» What to do:
Check each line below for the word "control", and copy those that have it.

[Dataset excerpts]
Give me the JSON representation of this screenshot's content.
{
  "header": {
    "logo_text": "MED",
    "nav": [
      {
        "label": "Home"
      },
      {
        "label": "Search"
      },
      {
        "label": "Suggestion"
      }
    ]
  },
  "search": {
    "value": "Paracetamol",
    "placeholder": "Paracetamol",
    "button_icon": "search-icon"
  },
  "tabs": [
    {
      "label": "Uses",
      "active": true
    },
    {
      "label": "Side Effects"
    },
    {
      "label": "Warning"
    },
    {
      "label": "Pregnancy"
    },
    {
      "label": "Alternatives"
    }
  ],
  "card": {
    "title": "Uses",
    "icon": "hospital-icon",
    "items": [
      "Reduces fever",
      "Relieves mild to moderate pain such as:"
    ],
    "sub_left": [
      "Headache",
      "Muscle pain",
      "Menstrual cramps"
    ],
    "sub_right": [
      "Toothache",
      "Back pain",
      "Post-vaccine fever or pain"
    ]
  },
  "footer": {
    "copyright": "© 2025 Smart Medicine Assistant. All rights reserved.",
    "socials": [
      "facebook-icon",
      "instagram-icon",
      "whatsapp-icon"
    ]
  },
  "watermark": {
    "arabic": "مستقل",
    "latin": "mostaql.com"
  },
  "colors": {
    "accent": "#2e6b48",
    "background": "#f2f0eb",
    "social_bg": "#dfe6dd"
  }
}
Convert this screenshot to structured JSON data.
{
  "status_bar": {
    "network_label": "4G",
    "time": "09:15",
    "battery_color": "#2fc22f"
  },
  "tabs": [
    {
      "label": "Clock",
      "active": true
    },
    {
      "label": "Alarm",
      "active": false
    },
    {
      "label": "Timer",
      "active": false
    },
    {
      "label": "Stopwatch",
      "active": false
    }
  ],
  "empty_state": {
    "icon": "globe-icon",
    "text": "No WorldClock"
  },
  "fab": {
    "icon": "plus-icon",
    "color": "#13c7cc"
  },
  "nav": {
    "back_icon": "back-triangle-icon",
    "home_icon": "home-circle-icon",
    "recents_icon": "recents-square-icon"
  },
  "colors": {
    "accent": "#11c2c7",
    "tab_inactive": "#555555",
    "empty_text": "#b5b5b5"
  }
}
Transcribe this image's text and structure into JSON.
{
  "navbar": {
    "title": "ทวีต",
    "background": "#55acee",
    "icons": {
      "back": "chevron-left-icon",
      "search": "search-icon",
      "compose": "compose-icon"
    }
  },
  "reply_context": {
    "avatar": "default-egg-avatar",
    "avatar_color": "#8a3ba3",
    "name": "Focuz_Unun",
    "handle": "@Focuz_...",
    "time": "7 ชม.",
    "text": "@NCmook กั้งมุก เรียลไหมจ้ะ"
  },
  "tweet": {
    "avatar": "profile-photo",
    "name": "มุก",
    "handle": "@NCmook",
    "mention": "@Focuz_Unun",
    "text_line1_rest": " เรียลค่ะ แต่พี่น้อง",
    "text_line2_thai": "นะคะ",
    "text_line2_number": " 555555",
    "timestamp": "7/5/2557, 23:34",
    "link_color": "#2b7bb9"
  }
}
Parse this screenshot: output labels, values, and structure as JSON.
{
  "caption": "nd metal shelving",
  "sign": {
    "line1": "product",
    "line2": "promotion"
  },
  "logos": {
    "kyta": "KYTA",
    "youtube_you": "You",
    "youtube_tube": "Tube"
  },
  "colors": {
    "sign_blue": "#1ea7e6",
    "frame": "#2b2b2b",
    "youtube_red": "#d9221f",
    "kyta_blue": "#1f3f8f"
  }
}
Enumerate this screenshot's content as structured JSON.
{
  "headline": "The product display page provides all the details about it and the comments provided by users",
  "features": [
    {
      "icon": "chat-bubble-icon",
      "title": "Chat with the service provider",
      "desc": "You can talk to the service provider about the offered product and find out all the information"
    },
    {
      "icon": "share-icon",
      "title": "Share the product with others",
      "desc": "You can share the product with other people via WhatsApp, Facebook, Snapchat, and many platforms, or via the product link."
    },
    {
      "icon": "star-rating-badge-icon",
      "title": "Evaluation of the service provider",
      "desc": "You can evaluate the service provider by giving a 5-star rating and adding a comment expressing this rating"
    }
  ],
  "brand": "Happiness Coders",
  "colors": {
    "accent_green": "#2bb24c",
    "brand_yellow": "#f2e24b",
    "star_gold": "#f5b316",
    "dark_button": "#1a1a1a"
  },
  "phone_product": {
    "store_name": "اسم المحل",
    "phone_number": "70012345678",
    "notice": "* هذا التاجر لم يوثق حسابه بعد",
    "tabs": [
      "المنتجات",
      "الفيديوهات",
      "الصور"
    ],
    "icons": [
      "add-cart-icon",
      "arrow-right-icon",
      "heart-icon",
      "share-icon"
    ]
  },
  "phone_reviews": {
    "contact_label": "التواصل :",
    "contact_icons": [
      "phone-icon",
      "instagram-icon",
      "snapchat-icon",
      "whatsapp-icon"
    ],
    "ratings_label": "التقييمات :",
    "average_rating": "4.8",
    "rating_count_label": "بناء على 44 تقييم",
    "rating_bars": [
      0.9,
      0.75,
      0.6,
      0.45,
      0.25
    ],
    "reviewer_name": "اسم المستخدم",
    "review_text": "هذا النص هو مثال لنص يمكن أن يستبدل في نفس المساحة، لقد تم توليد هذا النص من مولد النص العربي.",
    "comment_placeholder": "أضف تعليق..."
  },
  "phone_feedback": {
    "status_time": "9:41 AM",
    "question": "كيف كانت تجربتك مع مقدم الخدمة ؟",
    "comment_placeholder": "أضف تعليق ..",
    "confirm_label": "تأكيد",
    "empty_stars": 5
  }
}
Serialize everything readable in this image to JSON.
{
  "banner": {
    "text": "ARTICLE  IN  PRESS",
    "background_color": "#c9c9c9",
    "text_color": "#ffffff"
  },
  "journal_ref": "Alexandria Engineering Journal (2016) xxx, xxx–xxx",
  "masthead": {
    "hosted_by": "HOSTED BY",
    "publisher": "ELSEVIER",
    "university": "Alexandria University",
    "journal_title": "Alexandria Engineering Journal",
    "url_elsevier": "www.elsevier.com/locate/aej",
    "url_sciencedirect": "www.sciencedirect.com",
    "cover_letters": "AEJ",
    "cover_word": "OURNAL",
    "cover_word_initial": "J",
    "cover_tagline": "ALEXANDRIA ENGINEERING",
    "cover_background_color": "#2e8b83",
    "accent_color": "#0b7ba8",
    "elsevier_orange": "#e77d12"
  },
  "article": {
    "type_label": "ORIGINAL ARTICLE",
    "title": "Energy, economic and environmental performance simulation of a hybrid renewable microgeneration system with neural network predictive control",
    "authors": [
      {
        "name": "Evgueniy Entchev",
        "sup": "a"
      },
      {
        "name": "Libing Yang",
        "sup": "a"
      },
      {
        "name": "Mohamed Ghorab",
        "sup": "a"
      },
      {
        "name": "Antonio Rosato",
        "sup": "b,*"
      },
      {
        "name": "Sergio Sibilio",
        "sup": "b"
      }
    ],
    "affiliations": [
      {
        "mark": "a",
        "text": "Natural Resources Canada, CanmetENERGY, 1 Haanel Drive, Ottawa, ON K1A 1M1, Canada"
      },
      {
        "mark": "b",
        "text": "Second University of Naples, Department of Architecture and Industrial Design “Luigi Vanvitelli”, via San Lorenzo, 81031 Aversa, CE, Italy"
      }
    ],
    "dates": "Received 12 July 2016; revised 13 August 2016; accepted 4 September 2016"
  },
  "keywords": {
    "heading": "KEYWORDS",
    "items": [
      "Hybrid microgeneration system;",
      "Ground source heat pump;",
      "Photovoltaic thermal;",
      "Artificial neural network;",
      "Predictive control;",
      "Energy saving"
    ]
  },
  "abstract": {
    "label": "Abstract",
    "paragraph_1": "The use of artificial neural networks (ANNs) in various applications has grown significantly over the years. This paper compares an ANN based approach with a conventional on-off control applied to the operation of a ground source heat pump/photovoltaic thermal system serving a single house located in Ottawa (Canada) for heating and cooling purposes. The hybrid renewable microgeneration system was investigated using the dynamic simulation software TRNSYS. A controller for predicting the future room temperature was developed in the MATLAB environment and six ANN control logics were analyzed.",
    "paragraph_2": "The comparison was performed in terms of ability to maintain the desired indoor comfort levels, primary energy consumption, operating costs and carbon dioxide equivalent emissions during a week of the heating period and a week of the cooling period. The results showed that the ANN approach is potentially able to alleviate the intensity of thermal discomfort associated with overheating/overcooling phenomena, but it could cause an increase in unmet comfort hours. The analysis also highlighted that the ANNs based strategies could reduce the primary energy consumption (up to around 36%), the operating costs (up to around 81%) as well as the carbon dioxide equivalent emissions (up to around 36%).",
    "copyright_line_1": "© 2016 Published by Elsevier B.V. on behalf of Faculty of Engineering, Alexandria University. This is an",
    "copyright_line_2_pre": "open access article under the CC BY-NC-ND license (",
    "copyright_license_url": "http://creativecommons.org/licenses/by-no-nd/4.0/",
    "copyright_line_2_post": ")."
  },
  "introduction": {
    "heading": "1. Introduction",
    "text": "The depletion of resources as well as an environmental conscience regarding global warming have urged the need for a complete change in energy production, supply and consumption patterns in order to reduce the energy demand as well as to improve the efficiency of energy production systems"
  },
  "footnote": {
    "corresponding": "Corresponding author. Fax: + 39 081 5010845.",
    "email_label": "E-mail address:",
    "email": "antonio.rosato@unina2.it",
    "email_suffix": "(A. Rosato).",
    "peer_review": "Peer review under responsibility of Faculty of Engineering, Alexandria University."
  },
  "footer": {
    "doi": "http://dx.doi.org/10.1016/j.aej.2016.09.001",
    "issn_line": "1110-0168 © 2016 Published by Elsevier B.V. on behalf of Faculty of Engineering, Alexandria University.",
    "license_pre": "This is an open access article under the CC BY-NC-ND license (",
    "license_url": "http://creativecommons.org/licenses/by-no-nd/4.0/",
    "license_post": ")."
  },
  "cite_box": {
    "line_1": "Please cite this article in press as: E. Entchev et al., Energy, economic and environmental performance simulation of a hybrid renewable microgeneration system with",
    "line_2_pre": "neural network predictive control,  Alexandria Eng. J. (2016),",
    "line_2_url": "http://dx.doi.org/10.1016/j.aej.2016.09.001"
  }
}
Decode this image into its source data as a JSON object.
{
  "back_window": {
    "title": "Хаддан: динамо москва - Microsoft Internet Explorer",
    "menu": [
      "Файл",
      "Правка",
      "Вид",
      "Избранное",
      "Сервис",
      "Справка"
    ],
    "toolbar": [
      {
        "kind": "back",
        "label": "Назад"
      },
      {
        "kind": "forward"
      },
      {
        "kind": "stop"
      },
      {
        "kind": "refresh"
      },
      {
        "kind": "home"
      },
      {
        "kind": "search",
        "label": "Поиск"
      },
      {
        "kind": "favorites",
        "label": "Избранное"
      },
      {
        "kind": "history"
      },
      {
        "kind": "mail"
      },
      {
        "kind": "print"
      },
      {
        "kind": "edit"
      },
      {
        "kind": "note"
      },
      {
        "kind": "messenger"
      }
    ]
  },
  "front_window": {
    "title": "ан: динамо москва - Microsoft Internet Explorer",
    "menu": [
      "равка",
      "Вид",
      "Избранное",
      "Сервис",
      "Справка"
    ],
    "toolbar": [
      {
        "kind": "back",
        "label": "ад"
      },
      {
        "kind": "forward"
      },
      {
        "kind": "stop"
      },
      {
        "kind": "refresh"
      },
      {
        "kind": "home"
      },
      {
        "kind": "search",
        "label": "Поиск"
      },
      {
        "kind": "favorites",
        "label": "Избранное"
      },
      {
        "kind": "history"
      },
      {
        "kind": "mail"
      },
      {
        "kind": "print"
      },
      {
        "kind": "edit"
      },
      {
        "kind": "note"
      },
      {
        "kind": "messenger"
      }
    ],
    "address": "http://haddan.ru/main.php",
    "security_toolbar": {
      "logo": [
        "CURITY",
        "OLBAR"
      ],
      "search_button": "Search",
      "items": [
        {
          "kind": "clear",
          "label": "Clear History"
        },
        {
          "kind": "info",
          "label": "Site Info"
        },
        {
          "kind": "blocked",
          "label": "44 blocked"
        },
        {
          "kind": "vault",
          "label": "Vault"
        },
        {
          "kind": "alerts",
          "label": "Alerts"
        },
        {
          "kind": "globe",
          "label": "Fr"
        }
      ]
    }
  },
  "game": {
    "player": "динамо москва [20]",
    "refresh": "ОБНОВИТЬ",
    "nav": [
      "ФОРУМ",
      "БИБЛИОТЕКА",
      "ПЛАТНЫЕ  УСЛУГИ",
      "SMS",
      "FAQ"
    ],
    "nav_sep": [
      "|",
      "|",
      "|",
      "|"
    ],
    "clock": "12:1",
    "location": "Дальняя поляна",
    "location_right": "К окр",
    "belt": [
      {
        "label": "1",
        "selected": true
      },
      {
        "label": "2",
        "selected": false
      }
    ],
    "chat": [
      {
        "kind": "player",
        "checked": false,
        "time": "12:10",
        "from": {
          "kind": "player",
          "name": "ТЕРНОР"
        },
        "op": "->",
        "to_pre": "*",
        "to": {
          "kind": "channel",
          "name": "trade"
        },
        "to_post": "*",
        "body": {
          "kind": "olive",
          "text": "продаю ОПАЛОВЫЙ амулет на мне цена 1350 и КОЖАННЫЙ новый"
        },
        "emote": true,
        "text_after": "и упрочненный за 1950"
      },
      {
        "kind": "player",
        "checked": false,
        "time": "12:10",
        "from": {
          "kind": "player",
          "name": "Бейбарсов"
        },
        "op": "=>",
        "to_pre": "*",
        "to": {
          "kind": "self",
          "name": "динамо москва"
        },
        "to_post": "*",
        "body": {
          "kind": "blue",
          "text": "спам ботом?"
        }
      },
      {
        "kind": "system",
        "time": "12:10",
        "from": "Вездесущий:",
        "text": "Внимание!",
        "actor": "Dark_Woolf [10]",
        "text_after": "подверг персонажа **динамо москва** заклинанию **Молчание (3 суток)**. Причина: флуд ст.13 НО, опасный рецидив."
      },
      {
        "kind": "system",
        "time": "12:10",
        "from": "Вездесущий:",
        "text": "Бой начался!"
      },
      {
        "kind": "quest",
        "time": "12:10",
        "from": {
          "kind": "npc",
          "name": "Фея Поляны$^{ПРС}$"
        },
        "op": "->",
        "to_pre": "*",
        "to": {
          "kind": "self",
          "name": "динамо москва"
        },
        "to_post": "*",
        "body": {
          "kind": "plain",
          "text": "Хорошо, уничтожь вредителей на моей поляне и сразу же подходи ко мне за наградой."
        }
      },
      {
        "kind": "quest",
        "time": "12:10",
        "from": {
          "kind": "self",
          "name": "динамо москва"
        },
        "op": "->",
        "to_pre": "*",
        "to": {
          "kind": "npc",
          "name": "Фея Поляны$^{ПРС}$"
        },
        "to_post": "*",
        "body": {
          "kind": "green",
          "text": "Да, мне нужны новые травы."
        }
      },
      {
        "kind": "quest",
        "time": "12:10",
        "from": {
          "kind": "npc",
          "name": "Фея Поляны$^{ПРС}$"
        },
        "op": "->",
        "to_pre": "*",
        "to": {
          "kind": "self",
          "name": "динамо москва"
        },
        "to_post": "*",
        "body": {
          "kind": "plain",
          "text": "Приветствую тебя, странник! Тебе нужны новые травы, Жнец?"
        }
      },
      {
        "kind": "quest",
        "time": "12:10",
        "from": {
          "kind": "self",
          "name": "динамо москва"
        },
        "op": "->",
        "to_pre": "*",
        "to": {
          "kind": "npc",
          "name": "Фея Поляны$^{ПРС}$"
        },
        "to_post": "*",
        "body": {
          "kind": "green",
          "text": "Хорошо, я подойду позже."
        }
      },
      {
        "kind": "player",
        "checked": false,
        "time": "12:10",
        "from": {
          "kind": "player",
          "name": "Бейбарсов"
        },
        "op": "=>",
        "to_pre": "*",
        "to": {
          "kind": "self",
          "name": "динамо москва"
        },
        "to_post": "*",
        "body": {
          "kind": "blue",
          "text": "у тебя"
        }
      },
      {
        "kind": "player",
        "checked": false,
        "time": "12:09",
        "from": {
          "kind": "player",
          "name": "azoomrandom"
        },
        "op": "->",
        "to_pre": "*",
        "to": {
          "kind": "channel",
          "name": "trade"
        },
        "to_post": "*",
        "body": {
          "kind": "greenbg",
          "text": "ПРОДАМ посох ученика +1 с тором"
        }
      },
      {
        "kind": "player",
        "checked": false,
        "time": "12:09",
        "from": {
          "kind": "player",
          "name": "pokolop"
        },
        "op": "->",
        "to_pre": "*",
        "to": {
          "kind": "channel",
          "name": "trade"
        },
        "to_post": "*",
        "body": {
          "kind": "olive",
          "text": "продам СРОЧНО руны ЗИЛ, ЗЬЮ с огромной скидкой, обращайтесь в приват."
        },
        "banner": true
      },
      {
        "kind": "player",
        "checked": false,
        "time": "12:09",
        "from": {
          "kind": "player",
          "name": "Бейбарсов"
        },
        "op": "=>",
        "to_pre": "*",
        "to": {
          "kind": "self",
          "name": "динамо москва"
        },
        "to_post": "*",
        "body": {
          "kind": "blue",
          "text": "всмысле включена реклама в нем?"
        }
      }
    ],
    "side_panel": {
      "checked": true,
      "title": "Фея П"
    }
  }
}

» Result of this task:
    "title": "Energy, economic and environmental performance simulation of a hybrid renewable microgeneration system with neural network predictive control",
      "Predictive control;",
    "paragraph_1": "The use of artificial neural networks (ANNs) in various applications has grown significantly over the years. This paper compares an ANN based approach with a conventional on-off control applied to the operation of a ground source heat pump/photovoltaic thermal system serving a single house located in Ottawa (Canada) for heating and cooling purposes. The hybrid renewable microgeneration system was investigated using the dynamic simulation software TRNSYS. A controller for predicting the future room temperature was developed in the MATLAB environment and six ANN control logics were analyzed.",
    "line_2_pre": "neural network predictive control,  Alexandria Eng. J. (2016),",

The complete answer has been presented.